Given request: Search the records for "values" and copy each line that holds it.

Material supplied:
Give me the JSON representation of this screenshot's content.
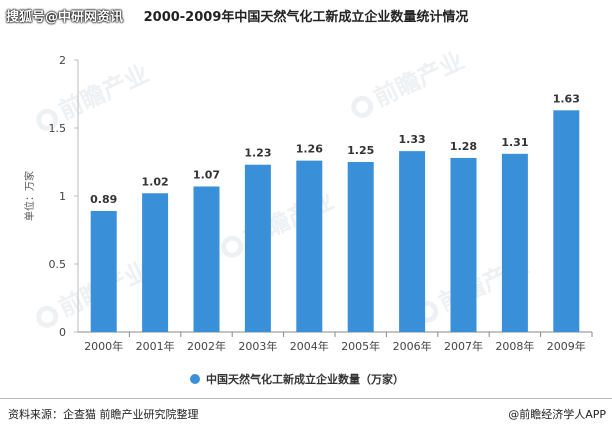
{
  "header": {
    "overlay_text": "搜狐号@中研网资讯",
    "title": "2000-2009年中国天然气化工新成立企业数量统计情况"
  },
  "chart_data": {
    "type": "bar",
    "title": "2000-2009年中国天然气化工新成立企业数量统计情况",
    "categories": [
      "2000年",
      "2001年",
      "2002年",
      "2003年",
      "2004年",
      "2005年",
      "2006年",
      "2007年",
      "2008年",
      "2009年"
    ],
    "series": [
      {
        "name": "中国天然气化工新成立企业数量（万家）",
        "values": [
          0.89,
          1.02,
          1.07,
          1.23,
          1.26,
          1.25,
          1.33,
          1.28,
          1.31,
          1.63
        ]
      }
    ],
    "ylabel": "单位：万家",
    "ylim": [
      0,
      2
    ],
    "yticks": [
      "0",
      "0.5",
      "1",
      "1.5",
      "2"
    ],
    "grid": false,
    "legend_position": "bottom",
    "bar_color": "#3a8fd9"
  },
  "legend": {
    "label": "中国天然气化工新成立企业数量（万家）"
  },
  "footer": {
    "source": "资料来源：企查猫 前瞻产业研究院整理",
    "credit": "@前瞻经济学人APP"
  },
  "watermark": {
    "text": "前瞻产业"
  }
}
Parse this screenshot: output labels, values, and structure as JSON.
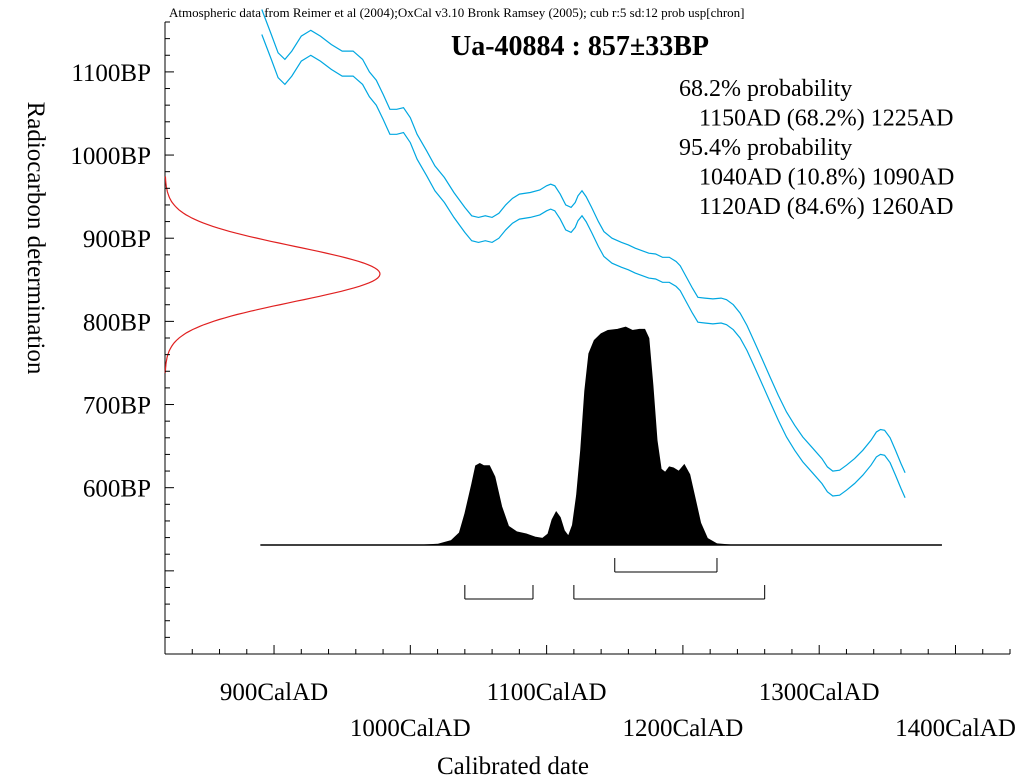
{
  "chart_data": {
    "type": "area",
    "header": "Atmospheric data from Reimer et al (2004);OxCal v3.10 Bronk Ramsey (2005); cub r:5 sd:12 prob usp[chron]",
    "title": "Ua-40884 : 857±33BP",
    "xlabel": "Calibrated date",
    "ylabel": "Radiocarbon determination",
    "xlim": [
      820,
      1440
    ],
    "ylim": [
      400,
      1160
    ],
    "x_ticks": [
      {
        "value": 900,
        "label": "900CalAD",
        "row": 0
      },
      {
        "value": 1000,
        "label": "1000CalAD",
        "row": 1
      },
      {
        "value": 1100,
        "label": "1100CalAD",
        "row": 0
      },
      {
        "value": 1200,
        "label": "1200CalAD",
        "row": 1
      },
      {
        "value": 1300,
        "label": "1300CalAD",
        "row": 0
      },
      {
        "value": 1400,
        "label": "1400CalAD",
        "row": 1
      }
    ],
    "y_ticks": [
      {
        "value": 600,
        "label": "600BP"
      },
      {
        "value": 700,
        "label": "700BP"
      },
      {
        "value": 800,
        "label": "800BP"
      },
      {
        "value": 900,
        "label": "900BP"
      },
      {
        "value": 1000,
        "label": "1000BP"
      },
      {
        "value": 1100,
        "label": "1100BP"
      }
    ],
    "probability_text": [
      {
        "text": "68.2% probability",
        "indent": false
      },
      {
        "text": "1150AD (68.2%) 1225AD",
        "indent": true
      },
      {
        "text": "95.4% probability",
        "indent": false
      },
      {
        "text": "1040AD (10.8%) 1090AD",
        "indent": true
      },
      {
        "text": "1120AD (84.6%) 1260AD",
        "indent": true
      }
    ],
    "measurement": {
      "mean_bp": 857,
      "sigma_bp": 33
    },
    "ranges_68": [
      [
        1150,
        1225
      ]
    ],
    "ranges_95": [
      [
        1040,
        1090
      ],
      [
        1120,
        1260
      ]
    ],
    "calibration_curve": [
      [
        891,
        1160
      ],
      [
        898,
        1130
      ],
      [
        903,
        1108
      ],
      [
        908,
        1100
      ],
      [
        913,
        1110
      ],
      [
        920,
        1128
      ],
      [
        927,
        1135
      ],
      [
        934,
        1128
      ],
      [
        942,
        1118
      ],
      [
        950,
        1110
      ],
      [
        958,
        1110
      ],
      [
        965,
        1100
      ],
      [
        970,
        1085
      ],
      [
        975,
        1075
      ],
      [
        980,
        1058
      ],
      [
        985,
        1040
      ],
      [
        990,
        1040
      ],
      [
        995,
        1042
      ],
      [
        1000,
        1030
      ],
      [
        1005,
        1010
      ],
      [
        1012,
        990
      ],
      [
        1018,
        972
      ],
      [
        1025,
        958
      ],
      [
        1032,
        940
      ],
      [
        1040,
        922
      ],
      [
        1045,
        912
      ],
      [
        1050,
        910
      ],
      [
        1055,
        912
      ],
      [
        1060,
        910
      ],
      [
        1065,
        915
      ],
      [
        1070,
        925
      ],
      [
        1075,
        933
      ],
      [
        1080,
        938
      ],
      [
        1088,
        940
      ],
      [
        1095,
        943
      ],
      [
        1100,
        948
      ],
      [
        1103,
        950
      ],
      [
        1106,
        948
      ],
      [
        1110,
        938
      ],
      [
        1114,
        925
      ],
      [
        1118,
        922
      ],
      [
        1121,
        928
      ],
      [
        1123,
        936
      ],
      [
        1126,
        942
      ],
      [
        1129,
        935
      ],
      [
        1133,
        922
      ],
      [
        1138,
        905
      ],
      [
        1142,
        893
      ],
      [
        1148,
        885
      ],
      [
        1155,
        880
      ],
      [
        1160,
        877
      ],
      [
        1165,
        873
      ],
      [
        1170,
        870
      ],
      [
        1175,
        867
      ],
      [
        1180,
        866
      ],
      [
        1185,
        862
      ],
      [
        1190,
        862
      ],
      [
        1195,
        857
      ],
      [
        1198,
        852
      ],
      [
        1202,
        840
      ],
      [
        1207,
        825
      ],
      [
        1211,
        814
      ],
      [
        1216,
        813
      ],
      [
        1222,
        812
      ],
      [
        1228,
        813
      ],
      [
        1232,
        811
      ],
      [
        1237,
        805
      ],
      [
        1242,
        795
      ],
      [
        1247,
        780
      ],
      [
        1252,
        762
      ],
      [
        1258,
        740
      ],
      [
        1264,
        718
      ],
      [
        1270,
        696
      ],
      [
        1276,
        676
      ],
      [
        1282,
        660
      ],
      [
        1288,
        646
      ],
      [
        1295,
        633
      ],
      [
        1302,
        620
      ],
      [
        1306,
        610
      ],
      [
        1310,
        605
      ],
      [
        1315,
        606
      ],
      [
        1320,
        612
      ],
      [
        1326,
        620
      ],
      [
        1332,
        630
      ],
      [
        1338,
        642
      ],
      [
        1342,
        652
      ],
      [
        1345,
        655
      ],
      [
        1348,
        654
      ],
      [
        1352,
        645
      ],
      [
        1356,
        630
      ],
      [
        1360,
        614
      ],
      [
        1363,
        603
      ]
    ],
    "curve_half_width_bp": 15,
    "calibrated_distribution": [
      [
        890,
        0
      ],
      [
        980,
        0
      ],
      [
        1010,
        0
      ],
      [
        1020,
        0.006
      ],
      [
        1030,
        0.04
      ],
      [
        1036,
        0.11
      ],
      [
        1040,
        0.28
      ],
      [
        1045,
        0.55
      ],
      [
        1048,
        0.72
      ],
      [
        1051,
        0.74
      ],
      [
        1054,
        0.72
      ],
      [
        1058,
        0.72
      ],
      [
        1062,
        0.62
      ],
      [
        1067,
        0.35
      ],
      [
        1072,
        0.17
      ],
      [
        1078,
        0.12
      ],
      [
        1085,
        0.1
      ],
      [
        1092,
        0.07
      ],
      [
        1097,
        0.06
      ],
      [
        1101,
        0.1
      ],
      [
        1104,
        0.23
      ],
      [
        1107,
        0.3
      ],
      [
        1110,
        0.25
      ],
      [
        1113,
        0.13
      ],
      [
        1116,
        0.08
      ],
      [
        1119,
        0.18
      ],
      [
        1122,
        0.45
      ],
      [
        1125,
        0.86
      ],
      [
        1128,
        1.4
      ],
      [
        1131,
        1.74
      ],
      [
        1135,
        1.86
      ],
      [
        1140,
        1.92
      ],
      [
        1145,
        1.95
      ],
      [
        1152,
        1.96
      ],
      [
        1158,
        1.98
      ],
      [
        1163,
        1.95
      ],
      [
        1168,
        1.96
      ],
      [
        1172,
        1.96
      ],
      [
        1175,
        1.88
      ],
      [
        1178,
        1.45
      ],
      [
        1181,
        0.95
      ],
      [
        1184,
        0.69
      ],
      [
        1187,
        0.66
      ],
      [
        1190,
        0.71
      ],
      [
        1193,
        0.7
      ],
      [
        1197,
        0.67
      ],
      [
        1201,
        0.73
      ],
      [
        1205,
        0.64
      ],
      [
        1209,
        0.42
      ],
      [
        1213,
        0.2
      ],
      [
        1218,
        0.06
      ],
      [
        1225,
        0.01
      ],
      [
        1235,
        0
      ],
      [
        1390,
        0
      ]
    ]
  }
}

Worked solution:
        "values": [
Parse this screenshot: output labels, values, and structure as JSON.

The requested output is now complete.